# [Belge Metni]
========

AK Parti ve CHP'li milletvekilleri tarafından dört bakanla ilgili soruşturma önergeleri bulunduğunu ve Anayasa'ya göre bu önergelerin verildiği tarihten itibaren bir ay içinde görüşülmesi gerektiğini hatırlatan Bülent Arınç, şöyle devam etti:
"Meclis gündemine hakimdir. 5 Nisan'dan bir ay sonrası 5 Mayıs'tır. 5 Mayıs tarihine göre soruşturma önergelerinin konuşulup, kabul edilip edilmeyeceğini hep birlikte görmemiz lazım. Bence gündemdeki öncelikli konulardan bir tanesi buydu.
İkincisi de komisyonlardan geçmiş ve Genel Kurul gündemine kadar gelmiş olan bazı kanun tasarıları var. MİT ile ilgili tasarı bunlardan bir tanesidir. Danıştayda daire sayısını arttıran, zannediyorum Danıştayın bazı dairelerinin görev ve yetkileriyle ilgili bir kanun tasarısı olacak. Onların öncelikle görüşülmesi ve grup başkanvekillerimizin bu konuyu takip etmeleri üzerinde karar kılındı. Yargıtay ile ilgili bir kanun doğrusu bilmiyorum, bugüne kadar da konuşulmadı ama Danıştay hemen hemen 6 aydan beri Genel Kurul gündeminde bekleyen bir tasarıydı."

========

# [Çalışma Yönergeleri]
**a.** Meclis gündemine ilişkin metne göre, Anayasa'ya göre soruşturma önergelerinin ne kadar süre içinde görüşülmesi gerekir?
**b.** Meclis gündemine ilişkin metinden "AK Parti ve" ile başlayıp "bir tanesi buydu." sözlerine kadar devam eden bölümü alıntılayın.

# [Kaynak Veriler]
========

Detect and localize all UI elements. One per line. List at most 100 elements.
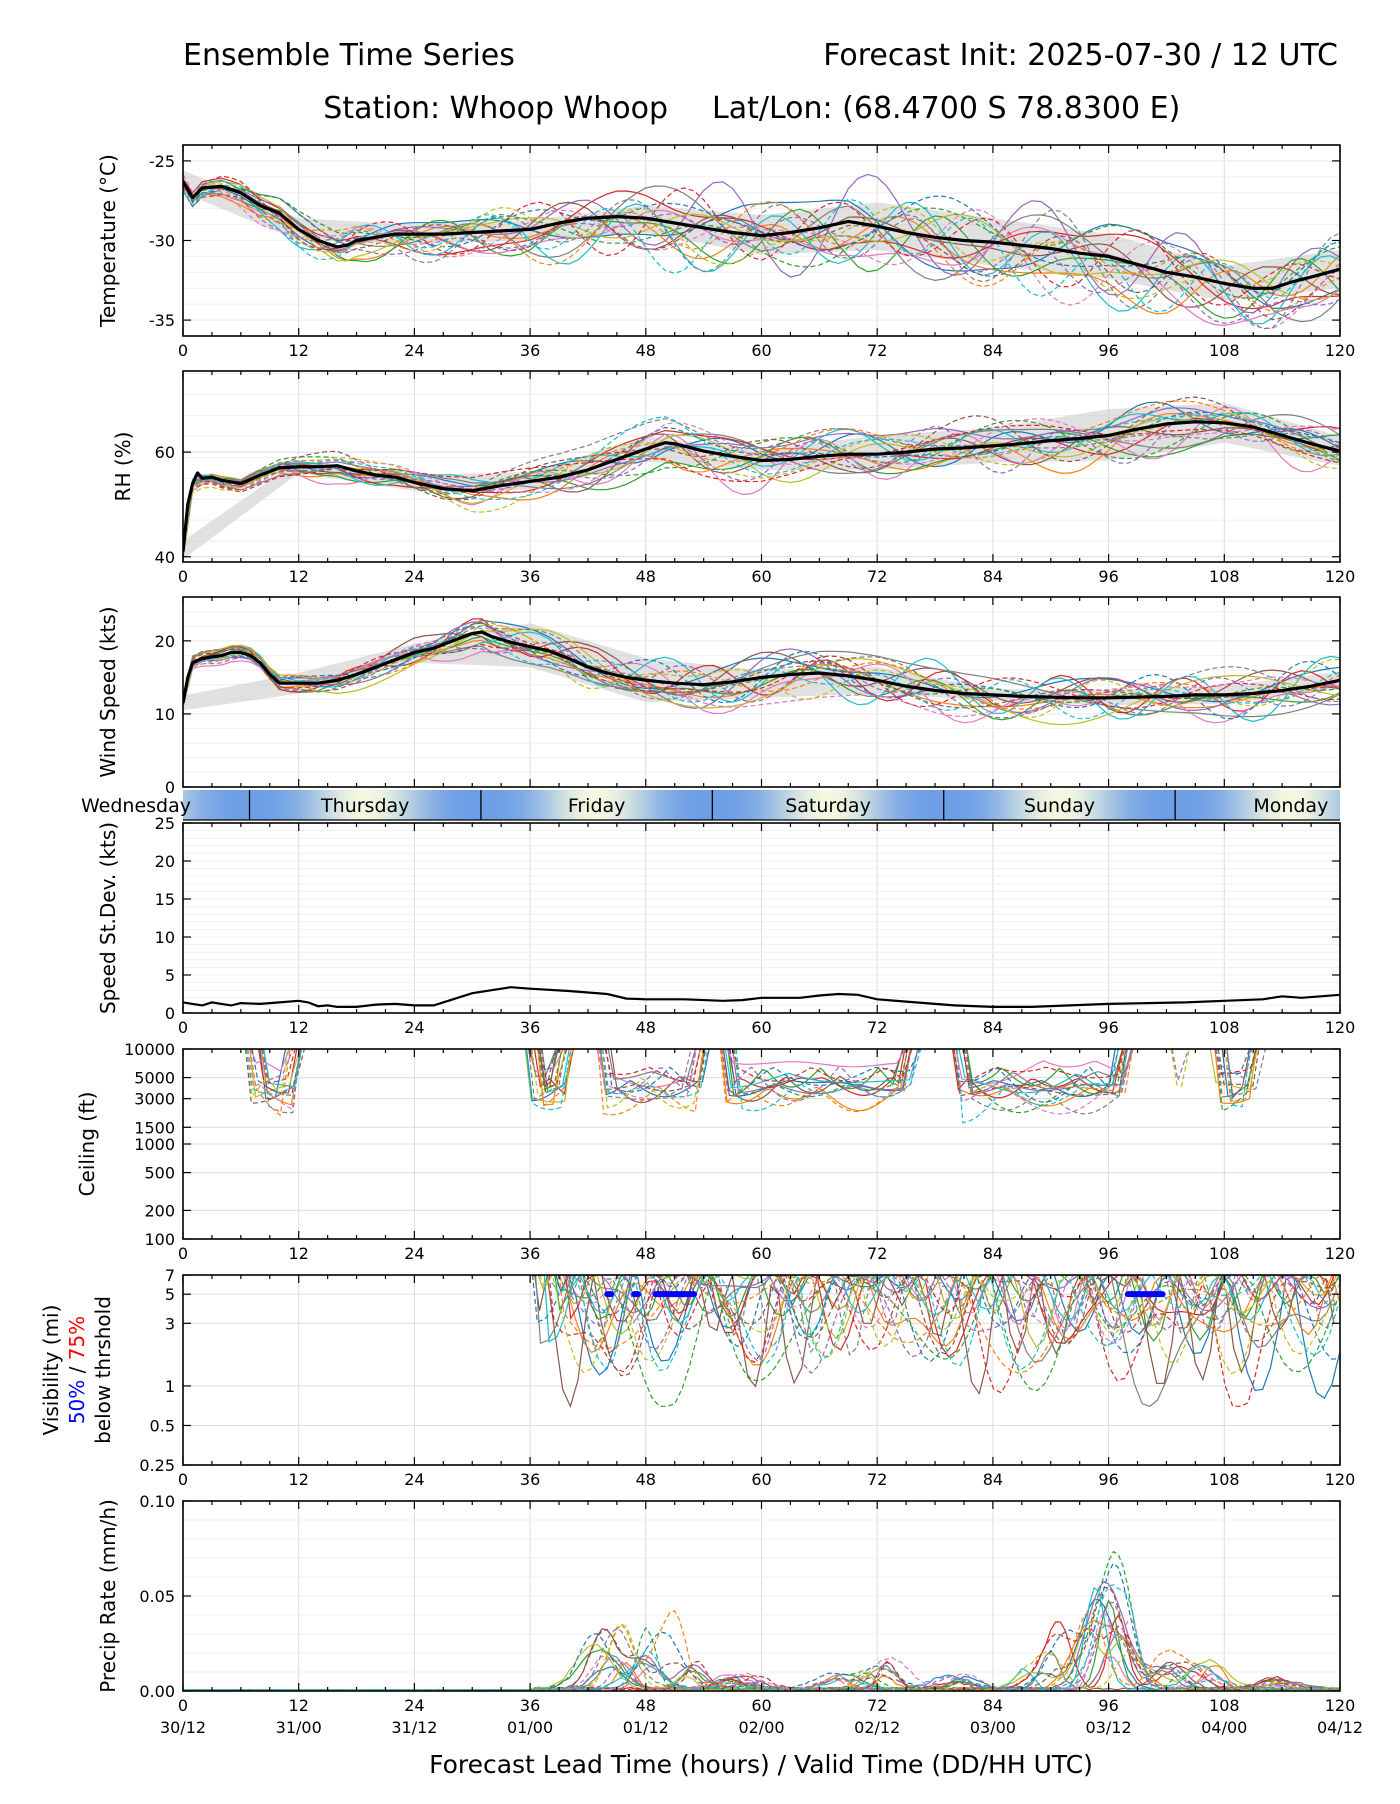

========

# [Yanıt Olarak]
**a.** Önergelerin verildiği tarihten itibaren bir ay içinde.

**b.**
AK Parti ve CHP'li milletvekilleri tarafından dört bakanla ilgili soruşturma önergeleri bulunduğunu ve Anayasa'ya göre bu önergelerin verildiği tarihten itibaren bir ay içinde görüşülmesi gerektiğini hatırlatan Bülent Arınç, şöyle devam etti:
"Meclis gündemine hakimdir. 5 Nisan'dan bir ay sonrası 5 Mayıs'tır. 5 Mayıs tarihine göre soruşturma önergelerinin konuşulup, kabul edilip edilmeyeceğini hep birlikte görmemiz lazım. Bence gündemdeki öncelikli konulardan bir tanesi buydu.